■ Exercise description:
Write out every entry precisely as given, leaving the pictures out.
:: Available data
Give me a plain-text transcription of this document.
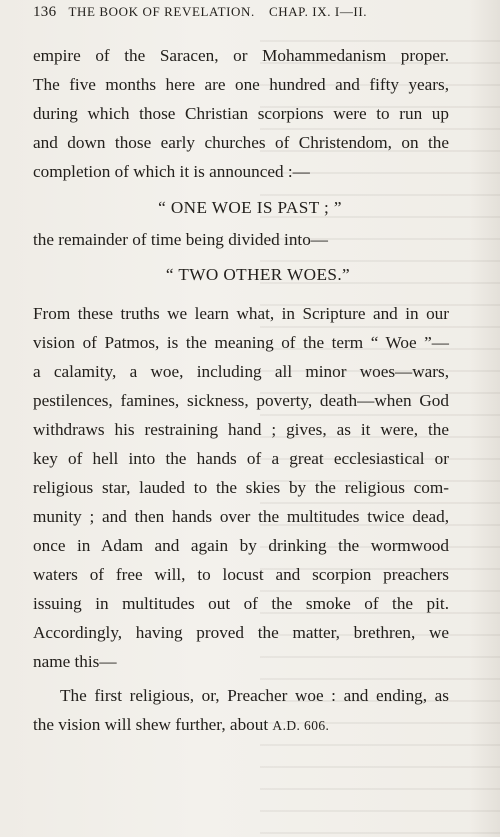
136 THE BOOK OF REVELATION. CHAP. IX. I—II.
empire of the Saracen, or Mohammedanism proper.
The five months here are one hundred and fifty years,
during which those Christian scorpions were to run up
and down those early churches of Christendom, on the
completion of which it is announced :—
“ ONE WOE IS PAST ; ”
the remainder of time being divided into—
“ TWO OTHER WOES.”
From these truths we learn what, in Scripture and in our
vision of Patmos, is the meaning of the term “ Woe ”—
a calamity, a woe, including all minor woes—wars,
pestilences, famines, sickness, poverty, death—when God
withdraws his restraining hand ; gives, as it were, the
key of hell into the hands of a great ecclesiastical or
religious star, lauded to the skies by the religious com-
munity ; and then hands over the multitudes twice dead,
once in Adam and again by drinking the wormwood
waters of free will, to locust and scorpion preachers
issuing in multitudes out of the smoke of the pit.
Accordingly, having proved the matter, brethren, we
name this—
The first religious, or, Preacher woe : and ending, as
the vision will shew further, about A.D. 606.
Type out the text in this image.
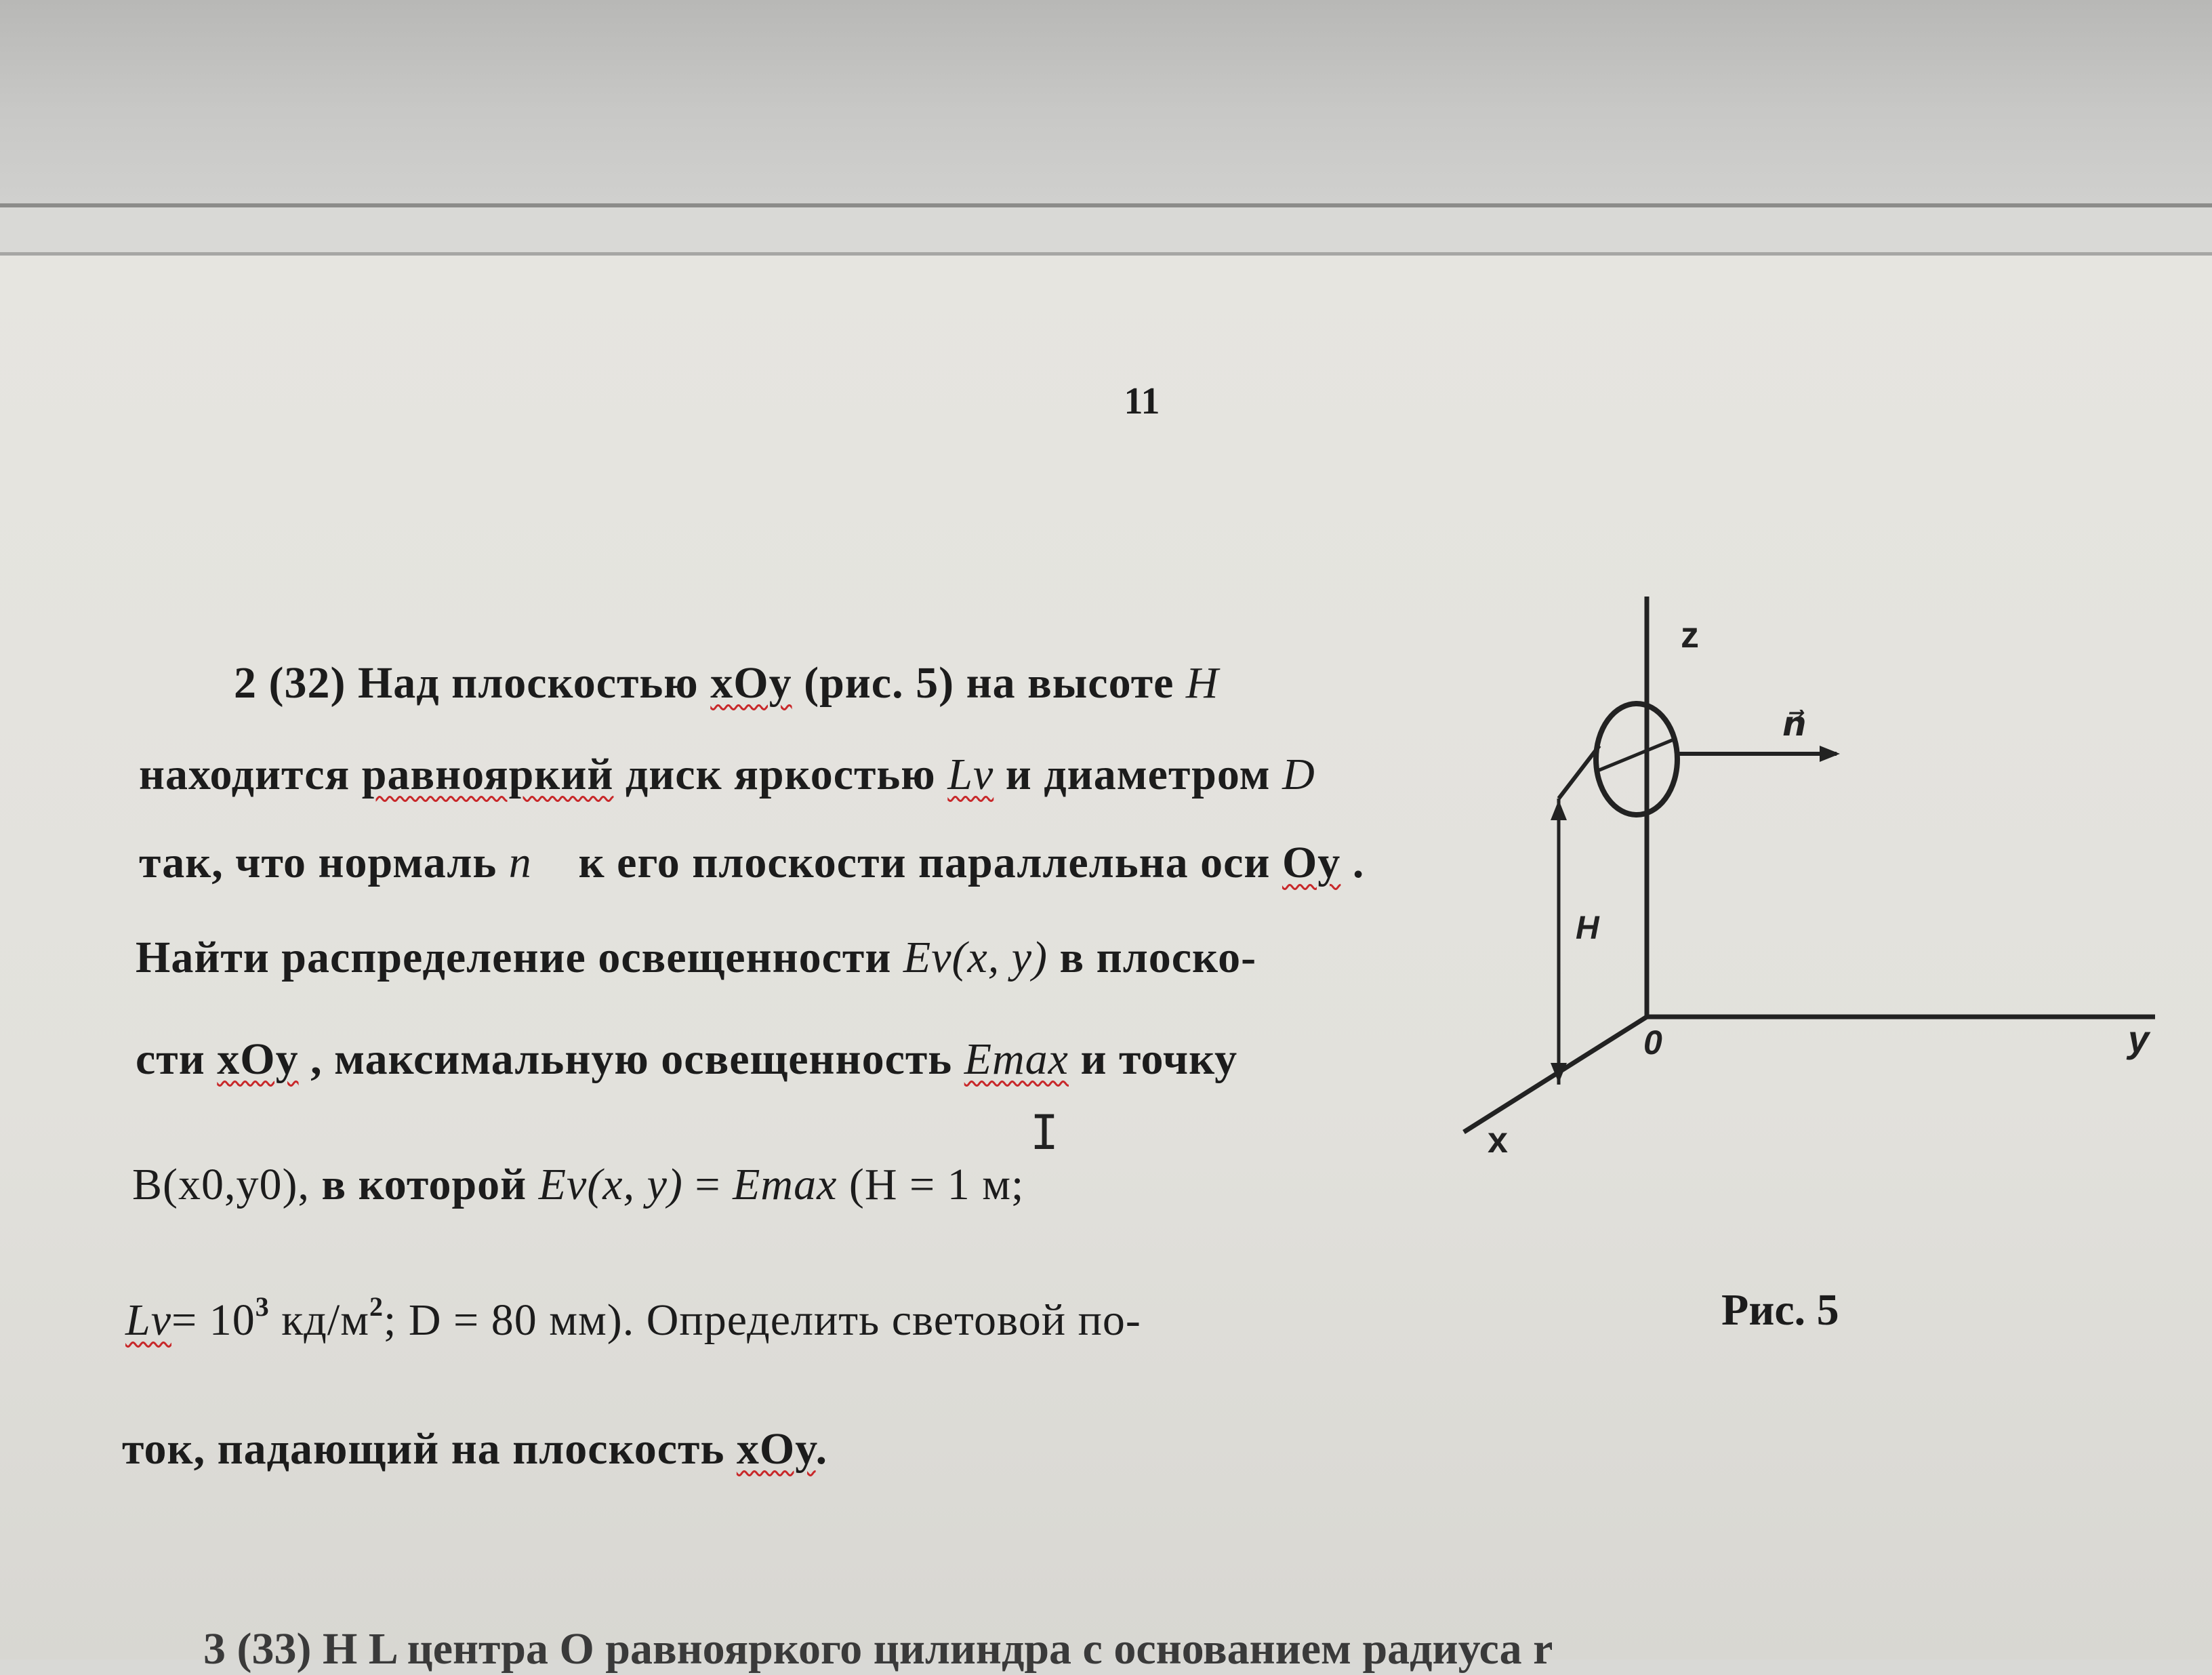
11
2 (32) Над плоскостью xOy (рис. 5) на высоте H
находится равнояркий диск яркостью Lv и диаметром D
так, что нормаль n⃗ к его плоскости параллельна оси Oy .
Найти распределение освещенности Ev(x, y) в плоско-
сти xOy , максимальную освещенность Emax и точку
B(x0,y0), в которой Ev(x, y) = Emax (H = 1 м;
$Lv= 10^3$ $кд/м^2$; D = 80 мм). Определить световой по-
ток, падающий на плоскость xOy.
Ι
z
n⃗
H
0	y
x
Рис. 5
3 (33) Н L центра О равнояркого цилиндра с основанием радиуса r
::::
■ Final result:
Give me a plain-text transcription of this document.
136 THE BOOK OF REVELATION. CHAP. IX. I—II.
empire of the Saracen, or Mohammedanism proper.
The five months here are one hundred and fifty years,
during which those Christian scorpions were to run up
and down those early churches of Christendom, on the
completion of which it is announced :—
“ ONE WOE IS PAST ; ”
the remainder of time being divided into—
“ TWO OTHER WOES.”
From these truths we learn what, in Scripture and in our
vision of Patmos, is the meaning of the term “ Woe ”—
a calamity, a woe, including all minor woes—wars,
pestilences, famines, sickness, poverty, death—when God
withdraws his restraining hand ; gives, as it were, the
key of hell into the hands of a great ecclesiastical or
religious star, lauded to the skies by the religious com-
munity ; and then hands over the multitudes twice dead,
once in Adam and again by drinking the wormwood
waters of free will, to locust and scorpion preachers
issuing in multitudes out of the smoke of the pit.
Accordingly, having proved the matter, brethren, we
name this—
The first religious, or, Preacher woe : and ending, as
the vision will shew further, about A.D. 606.
Type out the text in this image.
11
2 (32) Над плоскостью xOy (рис. 5) на высоте H
находится равнояркий диск яркостью Lv и диаметром D
так, что нормаль n⃗ к его плоскости параллельна оси Oy .
Найти распределение освещенности Ev(x, y) в плоско-
сти xOy , максимальную освещенность Emax и точку
B(x0,y0), в которой Ev(x, y) = Emax (H = 1 м;
$Lv= 10^3$ $кд/м^2$; D = 80 мм). Определить световой по-
ток, падающий на плоскость xOy.
Ι
z
n⃗
H
0	y
x
Рис. 5
3 (33) Н L центра О равнояркого цилиндра с основанием радиуса r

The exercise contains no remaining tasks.